### Given instruction
Pick out and copy every line below that has the word "Time".
## Start Raw data
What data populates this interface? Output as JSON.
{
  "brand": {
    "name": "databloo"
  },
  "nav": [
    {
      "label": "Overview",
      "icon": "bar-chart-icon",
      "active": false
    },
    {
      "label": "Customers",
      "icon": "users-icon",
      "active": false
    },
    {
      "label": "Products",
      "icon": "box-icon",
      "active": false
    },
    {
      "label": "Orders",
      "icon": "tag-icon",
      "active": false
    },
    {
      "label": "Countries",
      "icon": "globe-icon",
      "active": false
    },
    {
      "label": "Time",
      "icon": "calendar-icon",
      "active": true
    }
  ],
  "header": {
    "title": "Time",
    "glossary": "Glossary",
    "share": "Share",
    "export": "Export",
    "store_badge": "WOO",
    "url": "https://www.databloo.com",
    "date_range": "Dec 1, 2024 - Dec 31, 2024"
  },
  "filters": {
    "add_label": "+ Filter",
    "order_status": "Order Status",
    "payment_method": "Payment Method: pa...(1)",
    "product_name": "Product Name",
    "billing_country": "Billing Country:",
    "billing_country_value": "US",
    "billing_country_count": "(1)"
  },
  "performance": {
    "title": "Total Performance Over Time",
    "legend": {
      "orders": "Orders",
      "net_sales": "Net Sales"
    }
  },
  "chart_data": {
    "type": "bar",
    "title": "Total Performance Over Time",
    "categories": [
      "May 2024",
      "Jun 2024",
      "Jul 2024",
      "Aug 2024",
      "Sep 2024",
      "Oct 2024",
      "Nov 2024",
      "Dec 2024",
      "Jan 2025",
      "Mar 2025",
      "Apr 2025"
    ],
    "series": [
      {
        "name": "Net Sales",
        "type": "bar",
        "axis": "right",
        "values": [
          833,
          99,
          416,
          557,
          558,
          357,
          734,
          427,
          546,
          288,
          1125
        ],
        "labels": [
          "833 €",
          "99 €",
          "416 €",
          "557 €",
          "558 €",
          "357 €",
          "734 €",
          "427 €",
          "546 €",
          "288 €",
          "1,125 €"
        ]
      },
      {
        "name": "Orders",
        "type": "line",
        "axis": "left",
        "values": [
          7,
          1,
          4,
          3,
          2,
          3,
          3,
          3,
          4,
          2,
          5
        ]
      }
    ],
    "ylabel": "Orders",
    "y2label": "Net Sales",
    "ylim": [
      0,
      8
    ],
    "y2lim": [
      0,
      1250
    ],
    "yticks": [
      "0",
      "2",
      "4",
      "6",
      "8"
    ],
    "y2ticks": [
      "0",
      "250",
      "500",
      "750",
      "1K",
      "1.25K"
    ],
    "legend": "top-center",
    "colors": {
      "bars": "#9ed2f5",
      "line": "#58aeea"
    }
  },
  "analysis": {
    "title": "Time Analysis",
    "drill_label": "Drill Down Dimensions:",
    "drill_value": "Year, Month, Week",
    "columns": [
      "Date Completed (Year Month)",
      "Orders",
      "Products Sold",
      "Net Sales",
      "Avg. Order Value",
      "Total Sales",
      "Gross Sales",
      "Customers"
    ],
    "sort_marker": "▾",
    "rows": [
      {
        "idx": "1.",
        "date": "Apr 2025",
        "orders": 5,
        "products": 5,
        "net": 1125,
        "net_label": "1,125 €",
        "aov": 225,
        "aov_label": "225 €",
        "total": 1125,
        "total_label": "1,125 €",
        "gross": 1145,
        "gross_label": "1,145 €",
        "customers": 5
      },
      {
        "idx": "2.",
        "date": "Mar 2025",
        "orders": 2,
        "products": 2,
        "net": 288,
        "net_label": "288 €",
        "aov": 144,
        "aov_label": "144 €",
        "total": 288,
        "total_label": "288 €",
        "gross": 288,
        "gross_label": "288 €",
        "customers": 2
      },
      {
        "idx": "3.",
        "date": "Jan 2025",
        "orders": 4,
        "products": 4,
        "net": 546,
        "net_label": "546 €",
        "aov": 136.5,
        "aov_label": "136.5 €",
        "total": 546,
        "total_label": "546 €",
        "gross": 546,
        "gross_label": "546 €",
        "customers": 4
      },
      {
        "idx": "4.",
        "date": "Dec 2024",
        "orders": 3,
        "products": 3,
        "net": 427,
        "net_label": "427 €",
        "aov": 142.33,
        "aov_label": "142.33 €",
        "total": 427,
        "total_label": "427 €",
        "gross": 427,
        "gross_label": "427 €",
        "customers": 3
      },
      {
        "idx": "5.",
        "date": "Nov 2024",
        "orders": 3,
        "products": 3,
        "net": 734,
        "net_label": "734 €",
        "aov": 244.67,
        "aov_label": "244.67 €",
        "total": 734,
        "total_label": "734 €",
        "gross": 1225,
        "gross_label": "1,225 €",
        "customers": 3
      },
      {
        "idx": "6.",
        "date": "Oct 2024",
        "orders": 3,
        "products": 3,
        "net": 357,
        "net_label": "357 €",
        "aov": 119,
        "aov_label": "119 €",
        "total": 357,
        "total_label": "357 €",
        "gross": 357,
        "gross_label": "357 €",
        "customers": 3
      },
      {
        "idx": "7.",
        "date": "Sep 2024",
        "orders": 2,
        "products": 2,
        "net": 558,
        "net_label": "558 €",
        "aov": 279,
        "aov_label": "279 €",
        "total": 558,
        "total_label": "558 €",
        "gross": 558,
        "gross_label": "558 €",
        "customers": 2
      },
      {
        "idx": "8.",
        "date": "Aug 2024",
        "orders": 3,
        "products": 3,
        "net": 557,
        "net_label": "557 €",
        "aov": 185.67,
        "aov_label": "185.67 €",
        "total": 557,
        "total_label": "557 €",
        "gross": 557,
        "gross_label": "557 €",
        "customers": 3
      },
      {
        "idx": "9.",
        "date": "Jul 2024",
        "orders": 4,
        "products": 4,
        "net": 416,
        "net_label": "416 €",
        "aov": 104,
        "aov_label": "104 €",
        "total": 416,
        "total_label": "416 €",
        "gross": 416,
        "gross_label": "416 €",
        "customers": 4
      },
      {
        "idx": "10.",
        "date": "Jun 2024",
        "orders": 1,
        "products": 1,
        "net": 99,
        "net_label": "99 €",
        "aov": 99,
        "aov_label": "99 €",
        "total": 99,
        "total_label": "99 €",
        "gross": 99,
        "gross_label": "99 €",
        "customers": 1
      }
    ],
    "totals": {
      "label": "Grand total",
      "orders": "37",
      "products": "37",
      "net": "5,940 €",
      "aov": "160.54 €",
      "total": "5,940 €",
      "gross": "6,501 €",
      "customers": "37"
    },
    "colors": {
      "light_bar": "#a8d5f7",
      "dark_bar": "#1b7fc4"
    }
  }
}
## End Raw data
### Solution
      "label": "Time",
    "title": "Time",
    "title": "Total Performance Over Time",
    "title": "Total Performance Over Time",
    "title": "Time Analysis",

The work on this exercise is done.